-- Work required --
Write out each line of the material again, word for word.

-- Raw data --

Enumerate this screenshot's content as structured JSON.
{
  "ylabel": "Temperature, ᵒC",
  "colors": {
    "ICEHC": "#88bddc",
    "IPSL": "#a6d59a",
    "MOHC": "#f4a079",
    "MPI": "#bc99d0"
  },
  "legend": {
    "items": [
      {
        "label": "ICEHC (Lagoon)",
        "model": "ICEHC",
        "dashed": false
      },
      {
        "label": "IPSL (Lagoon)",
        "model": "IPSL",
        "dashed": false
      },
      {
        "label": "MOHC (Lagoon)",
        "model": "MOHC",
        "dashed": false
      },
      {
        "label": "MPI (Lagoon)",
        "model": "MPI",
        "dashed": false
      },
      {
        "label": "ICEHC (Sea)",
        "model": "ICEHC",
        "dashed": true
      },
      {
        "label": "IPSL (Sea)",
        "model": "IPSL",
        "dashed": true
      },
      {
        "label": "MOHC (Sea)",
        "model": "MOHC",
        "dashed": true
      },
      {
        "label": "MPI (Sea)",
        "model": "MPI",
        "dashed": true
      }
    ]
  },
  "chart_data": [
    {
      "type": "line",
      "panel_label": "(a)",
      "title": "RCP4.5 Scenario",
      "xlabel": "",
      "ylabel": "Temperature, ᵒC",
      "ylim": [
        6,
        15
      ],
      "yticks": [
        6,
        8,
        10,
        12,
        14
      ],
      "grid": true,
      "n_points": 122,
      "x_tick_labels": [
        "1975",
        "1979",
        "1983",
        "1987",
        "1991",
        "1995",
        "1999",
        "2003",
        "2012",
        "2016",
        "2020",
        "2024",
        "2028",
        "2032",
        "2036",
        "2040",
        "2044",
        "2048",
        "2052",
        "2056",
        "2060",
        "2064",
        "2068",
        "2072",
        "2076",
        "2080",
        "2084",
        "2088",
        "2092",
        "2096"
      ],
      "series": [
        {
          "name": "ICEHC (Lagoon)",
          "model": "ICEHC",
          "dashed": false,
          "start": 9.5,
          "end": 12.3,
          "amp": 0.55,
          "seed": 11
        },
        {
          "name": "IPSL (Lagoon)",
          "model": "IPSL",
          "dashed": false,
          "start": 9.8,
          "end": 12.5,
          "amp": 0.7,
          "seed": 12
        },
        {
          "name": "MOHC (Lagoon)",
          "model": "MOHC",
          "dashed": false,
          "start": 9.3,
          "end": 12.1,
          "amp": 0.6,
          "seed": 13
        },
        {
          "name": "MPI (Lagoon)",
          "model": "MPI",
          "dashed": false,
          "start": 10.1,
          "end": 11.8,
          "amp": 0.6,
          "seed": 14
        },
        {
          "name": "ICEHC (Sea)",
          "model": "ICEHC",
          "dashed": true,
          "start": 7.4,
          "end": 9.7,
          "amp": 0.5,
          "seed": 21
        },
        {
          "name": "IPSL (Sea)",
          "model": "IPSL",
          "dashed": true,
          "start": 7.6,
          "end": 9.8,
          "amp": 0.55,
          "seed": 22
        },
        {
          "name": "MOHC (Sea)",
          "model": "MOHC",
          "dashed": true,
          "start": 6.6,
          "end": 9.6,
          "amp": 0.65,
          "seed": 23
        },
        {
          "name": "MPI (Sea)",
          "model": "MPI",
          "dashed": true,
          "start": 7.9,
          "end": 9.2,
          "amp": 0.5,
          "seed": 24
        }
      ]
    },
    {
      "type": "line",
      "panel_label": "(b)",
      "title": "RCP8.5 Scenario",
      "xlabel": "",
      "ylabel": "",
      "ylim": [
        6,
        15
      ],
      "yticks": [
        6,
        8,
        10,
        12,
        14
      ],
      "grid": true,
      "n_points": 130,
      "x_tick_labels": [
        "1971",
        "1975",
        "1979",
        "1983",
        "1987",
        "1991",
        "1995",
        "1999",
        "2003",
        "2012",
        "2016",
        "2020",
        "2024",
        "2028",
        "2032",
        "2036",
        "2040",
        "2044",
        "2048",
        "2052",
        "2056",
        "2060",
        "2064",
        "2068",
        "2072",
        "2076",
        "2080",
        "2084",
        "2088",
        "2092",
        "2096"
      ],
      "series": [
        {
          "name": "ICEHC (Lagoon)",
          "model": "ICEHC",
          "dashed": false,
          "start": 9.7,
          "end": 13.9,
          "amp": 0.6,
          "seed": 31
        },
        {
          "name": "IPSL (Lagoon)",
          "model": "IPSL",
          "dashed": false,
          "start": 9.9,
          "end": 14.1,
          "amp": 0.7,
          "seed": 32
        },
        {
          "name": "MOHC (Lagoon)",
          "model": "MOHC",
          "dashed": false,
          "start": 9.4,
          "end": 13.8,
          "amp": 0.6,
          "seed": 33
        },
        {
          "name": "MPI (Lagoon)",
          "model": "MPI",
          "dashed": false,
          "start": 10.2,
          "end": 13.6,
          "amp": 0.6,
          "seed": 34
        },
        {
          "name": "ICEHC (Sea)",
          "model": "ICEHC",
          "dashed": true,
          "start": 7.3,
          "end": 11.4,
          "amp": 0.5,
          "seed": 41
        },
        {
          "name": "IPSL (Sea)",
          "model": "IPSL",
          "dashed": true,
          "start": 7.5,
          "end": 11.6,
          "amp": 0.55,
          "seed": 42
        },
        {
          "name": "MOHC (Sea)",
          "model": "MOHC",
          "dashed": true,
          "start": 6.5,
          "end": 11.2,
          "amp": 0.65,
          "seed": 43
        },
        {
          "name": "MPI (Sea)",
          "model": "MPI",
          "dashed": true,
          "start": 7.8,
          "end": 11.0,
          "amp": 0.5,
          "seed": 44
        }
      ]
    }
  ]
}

-- Final result --
Enumerate this screenshot's content as structured JSON.
{
  "ylabel": "Temperature, ᵒC",
  "colors": {
    "ICEHC": "#88bddc",
    "IPSL": "#a6d59a",
    "MOHC": "#f4a079",
    "MPI": "#bc99d0"
  },
  "legend": {
    "items": [
      {
        "label": "ICEHC (Lagoon)",
        "model": "ICEHC",
        "dashed": false
      },
      {
        "label": "IPSL (Lagoon)",
        "model": "IPSL",
        "dashed": false
      },
      {
        "label": "MOHC (Lagoon)",
        "model": "MOHC",
        "dashed": false
      },
      {
        "label": "MPI (Lagoon)",
        "model": "MPI",
        "dashed": false
      },
      {
        "label": "ICEHC (Sea)",
        "model": "ICEHC",
        "dashed": true
      },
      {
        "label": "IPSL (Sea)",
        "model": "IPSL",
        "dashed": true
      },
      {
        "label": "MOHC (Sea)",
        "model": "MOHC",
        "dashed": true
      },
      {
        "label": "MPI (Sea)",
        "model": "MPI",
        "dashed": true
      }
    ]
  },
  "chart_data": [
    {
      "type": "line",
      "panel_label": "(a)",
      "title": "RCP4.5 Scenario",
      "xlabel": "",
      "ylabel": "Temperature, ᵒC",
      "ylim": [
        6,
        15
      ],
      "yticks": [
        6,
        8,
        10,
        12,
        14
      ],
      "grid": true,
      "n_points": 122,
      "x_tick_labels": [
        "1975",
        "1979",
        "1983",
        "1987",
        "1991",
        "1995",
        "1999",
        "2003",
        "2012",
        "2016",
        "2020",
        "2024",
        "2028",
        "2032",
        "2036",
        "2040",
        "2044",
        "2048",
        "2052",
        "2056",
        "2060",
        "2064",
        "2068",
        "2072",
        "2076",
        "2080",
        "2084",
        "2088",
        "2092",
        "2096"
      ],
      "series": [
        {
          "name": "ICEHC (Lagoon)",
          "model": "ICEHC",
          "dashed": false,
          "start": 9.5,
          "end": 12.3,
          "amp": 0.55,
          "seed": 11
        },
        {
          "name": "IPSL (Lagoon)",
          "model": "IPSL",
          "dashed": false,
          "start": 9.8,
          "end": 12.5,
          "amp": 0.7,
          "seed": 12
        },
        {
          "name": "MOHC (Lagoon)",
          "model": "MOHC",
          "dashed": false,
          "start": 9.3,
          "end": 12.1,
          "amp": 0.6,
          "seed": 13
        },
        {
          "name": "MPI (Lagoon)",
          "model": "MPI",
          "dashed": false,
          "start": 10.1,
          "end": 11.8,
          "amp": 0.6,
          "seed": 14
        },
        {
          "name": "ICEHC (Sea)",
          "model": "ICEHC",
          "dashed": true,
          "start": 7.4,
          "end": 9.7,
          "amp": 0.5,
          "seed": 21
        },
        {
          "name": "IPSL (Sea)",
          "model": "IPSL",
          "dashed": true,
          "start": 7.6,
          "end": 9.8,
          "amp": 0.55,
          "seed": 22
        },
        {
          "name": "MOHC (Sea)",
          "model": "MOHC",
          "dashed": true,
          "start": 6.6,
          "end": 9.6,
          "amp": 0.65,
          "seed": 23
        },
        {
          "name": "MPI (Sea)",
          "model": "MPI",
          "dashed": true,
          "start": 7.9,
          "end": 9.2,
          "amp": 0.5,
          "seed": 24
        }
      ]
    },
    {
      "type": "line",
      "panel_label": "(b)",
      "title": "RCP8.5 Scenario",
      "xlabel": "",
      "ylabel": "",
      "ylim": [
        6,
        15
      ],
      "yticks": [
        6,
        8,
        10,
        12,
        14
      ],
      "grid": true,
      "n_points": 130,
      "x_tick_labels": [
        "1971",
        "1975",
        "1979",
        "1983",
        "1987",
        "1991",
        "1995",
        "1999",
        "2003",
        "2012",
        "2016",
        "2020",
        "2024",
        "2028",
        "2032",
        "2036",
        "2040",
        "2044",
        "2048",
        "2052",
        "2056",
        "2060",
        "2064",
        "2068",
        "2072",
        "2076",
        "2080",
        "2084",
        "2088",
        "2092",
        "2096"
      ],
      "series": [
        {
          "name": "ICEHC (Lagoon)",
          "model": "ICEHC",
          "dashed": false,
          "start": 9.7,
          "end": 13.9,
          "amp": 0.6,
          "seed": 31
        },
        {
          "name": "IPSL (Lagoon)",
          "model": "IPSL",
          "dashed": false,
          "start": 9.9,
          "end": 14.1,
          "amp": 0.7,
          "seed": 32
        },
        {
          "name": "MOHC (Lagoon)",
          "model": "MOHC",
          "dashed": false,
          "start": 9.4,
          "end": 13.8,
          "amp": 0.6,
          "seed": 33
        },
        {
          "name": "MPI (Lagoon)",
          "model": "MPI",
          "dashed": false,
          "start": 10.2,
          "end": 13.6,
          "amp": 0.6,
          "seed": 34
        },
        {
          "name": "ICEHC (Sea)",
          "model": "ICEHC",
          "dashed": true,
          "start": 7.3,
          "end": 11.4,
          "amp": 0.5,
          "seed": 41
        },
        {
          "name": "IPSL (Sea)",
          "model": "IPSL",
          "dashed": true,
          "start": 7.5,
          "end": 11.6,
          "amp": 0.55,
          "seed": 42
        },
        {
          "name": "MOHC (Sea)",
          "model": "MOHC",
          "dashed": true,
          "start": 6.5,
          "end": 11.2,
          "amp": 0.65,
          "seed": 43
        },
        {
          "name": "MPI (Sea)",
          "model": "MPI",
          "dashed": true,
          "start": 7.8,
          "end": 11.0,
          "amp": 0.5,
          "seed": 44
        }
      ]
    }
  ]
}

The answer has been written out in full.